— GOAL —
Tally the lines containing the word "never" and give the total alone.

(Data listing)
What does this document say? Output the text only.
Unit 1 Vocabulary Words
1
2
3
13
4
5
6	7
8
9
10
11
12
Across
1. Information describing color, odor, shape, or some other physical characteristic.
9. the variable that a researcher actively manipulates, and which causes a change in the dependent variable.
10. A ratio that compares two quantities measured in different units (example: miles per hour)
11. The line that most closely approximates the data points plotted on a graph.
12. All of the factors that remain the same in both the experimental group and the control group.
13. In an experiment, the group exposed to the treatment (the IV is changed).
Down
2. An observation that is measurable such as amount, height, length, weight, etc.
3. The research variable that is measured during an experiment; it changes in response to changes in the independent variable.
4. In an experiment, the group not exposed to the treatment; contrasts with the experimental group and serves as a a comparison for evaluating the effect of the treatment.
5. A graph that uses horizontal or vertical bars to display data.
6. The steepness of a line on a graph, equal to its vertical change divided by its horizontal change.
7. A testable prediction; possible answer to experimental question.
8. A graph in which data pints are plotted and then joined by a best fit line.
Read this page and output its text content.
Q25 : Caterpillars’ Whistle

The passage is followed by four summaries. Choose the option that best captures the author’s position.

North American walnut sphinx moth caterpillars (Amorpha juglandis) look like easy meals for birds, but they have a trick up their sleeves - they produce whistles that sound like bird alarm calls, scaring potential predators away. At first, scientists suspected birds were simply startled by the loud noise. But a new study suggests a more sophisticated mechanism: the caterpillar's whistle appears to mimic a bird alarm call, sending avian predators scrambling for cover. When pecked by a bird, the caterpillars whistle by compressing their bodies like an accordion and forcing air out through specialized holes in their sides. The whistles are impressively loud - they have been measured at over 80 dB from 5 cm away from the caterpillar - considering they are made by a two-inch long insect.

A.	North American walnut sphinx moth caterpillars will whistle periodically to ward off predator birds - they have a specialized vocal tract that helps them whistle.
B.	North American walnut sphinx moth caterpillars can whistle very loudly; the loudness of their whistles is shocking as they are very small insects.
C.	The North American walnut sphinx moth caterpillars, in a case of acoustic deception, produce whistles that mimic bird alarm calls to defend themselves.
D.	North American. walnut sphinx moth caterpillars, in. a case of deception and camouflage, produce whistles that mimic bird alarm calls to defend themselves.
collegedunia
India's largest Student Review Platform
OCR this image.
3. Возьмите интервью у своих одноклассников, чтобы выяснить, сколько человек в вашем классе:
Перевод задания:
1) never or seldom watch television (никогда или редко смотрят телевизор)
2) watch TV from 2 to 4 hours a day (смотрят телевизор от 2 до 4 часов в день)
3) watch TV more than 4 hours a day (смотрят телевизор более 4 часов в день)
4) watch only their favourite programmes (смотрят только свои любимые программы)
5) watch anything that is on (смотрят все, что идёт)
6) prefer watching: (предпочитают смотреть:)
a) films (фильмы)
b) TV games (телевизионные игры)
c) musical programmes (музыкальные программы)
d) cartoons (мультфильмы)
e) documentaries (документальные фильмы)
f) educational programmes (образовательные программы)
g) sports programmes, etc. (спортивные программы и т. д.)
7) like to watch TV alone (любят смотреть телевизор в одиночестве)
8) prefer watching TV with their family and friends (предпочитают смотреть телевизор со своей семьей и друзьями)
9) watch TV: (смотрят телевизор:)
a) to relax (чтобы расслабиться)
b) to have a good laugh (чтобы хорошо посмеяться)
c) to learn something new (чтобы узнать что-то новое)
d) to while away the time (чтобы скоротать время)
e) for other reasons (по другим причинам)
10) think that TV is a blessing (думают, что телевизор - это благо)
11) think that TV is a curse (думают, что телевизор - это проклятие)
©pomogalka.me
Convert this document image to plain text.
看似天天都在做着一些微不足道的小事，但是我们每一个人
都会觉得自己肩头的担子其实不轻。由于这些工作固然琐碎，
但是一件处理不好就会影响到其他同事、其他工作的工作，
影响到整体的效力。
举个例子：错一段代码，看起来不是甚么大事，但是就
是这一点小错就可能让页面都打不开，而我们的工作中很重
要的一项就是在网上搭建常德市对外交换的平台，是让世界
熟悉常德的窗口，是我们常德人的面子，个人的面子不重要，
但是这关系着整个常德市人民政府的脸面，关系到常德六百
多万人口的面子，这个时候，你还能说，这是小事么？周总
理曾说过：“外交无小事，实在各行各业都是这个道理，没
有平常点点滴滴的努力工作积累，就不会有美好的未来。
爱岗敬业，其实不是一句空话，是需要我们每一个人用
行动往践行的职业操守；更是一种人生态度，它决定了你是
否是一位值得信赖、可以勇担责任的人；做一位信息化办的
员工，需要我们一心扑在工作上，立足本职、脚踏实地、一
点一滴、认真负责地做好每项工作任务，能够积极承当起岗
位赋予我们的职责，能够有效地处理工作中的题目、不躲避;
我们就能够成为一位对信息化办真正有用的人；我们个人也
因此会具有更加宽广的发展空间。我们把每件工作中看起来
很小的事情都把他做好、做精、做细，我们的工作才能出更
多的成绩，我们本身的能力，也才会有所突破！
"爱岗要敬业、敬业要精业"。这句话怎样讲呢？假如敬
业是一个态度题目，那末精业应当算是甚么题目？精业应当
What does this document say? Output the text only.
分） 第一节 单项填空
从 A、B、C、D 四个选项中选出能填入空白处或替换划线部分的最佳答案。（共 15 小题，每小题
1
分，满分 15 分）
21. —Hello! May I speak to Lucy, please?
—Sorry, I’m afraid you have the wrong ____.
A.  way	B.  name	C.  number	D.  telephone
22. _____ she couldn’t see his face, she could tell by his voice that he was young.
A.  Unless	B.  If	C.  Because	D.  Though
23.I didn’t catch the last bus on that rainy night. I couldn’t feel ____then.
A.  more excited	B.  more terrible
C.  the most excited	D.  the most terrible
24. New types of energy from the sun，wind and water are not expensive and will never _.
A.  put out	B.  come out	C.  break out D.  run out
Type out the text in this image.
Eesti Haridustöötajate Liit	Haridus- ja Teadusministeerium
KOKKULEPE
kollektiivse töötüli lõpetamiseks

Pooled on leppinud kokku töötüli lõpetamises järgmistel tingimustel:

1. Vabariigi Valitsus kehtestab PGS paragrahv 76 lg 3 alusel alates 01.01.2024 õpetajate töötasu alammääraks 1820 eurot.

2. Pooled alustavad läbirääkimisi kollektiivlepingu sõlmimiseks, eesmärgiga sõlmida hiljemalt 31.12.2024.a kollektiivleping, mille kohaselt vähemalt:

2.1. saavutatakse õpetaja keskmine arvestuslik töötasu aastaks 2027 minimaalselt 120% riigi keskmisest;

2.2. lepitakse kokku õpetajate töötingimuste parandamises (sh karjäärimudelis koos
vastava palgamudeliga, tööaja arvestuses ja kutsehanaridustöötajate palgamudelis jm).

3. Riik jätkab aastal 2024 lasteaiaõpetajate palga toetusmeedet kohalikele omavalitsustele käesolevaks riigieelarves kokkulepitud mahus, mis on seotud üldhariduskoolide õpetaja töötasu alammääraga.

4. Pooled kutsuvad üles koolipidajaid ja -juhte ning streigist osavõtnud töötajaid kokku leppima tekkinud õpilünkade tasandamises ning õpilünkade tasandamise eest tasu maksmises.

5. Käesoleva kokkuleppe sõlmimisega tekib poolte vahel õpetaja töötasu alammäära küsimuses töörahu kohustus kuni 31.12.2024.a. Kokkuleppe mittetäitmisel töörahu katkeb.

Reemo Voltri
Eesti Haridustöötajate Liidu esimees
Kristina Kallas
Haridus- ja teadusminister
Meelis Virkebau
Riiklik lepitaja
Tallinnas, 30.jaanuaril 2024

— REPLY —
2